## [DATA ROWS]

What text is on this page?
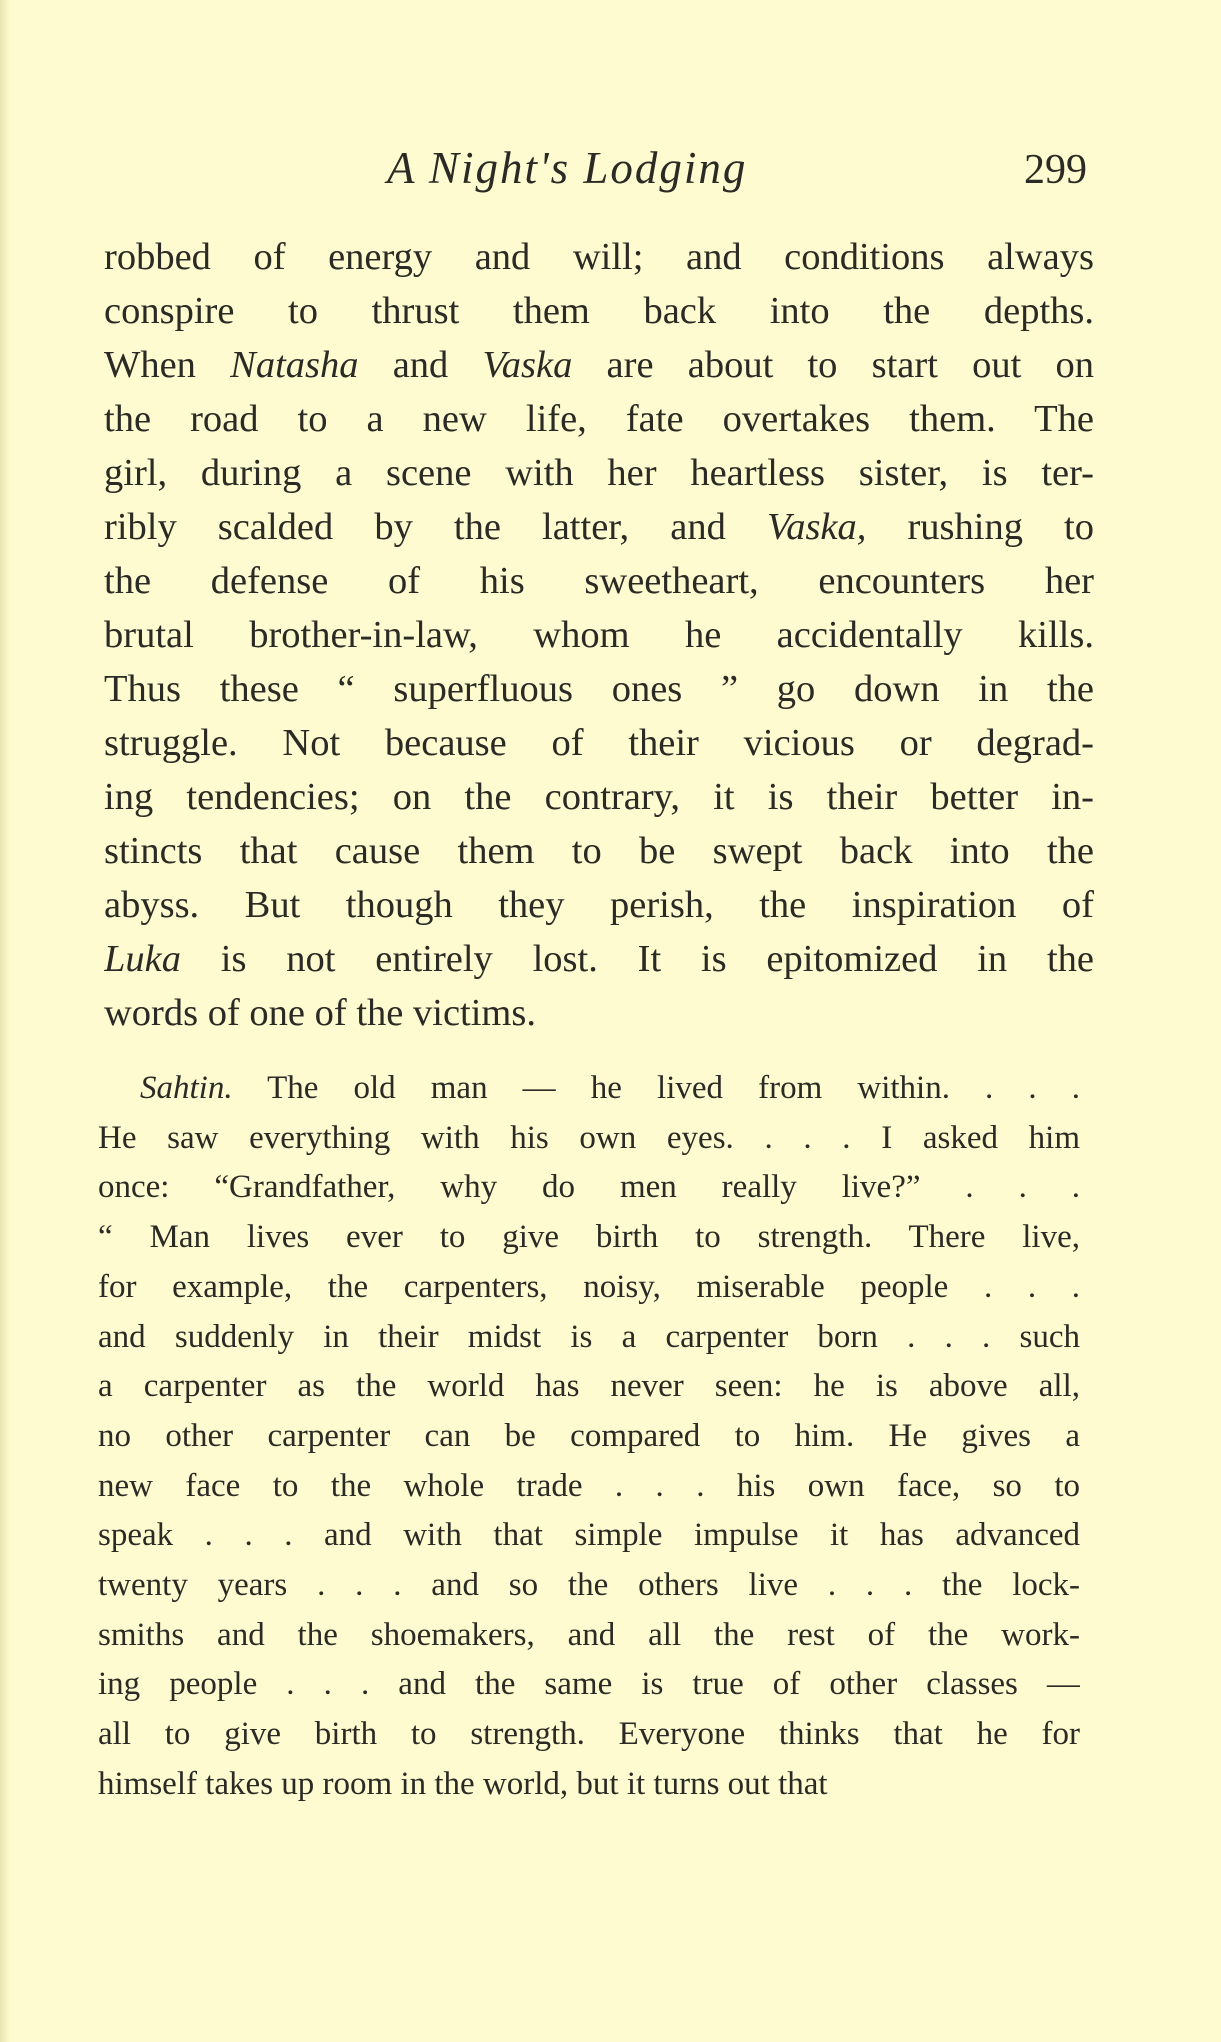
A Night's Lodging	299
robbed of energy and will; and conditions always
conspire to thrust them back into the depths.
When Natasha and Vaska are about to start out on
the road to a new life, fate overtakes them. The
girl, during a scene with her heartless sister, is ter-
ribly scalded by the latter, and Vaska, rushing to
the defense of his sweetheart, encounters her
brutal brother-in-law, whom he accidentally kills.
Thus these “ superfluous ones ” go down in the
struggle. Not because of their vicious or degrad-
ing tendencies; on the contrary, it is their better in-
stincts that cause them to be swept back into the
abyss. But though they perish, the inspiration of
Luka is not entirely lost. It is epitomized in the
words of one of the victims.
Sahtin. The old man — he lived from within. . . .
He saw everything with his own eyes. . . . I asked him
once: “Grandfather, why do men really live?” . . .
“ Man lives ever to give birth to strength. There live,
for example, the carpenters, noisy, miserable people . . .
and suddenly in their midst is a carpenter born . . . such
a carpenter as the world has never seen: he is above all,
no other carpenter can be compared to him. He gives a
new face to the whole trade . . . his own face, so to
speak . . . and with that simple impulse it has advanced
twenty years . . . and so the others live . . . the lock-
smiths and the shoemakers, and all the rest of the work-
ing people . . . and the same is true of other classes —
all to give birth to strength. Everyone thinks that he for
himself takes up room in the world, but it turns out that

## [EXERCISE DESCRIPTION]
Choose all lines containing the string "world" and copy them out.

## [WRITTEN ANSWER]
a carpenter as the world has never seen: he is above all,
himself takes up room in the world, but it turns out that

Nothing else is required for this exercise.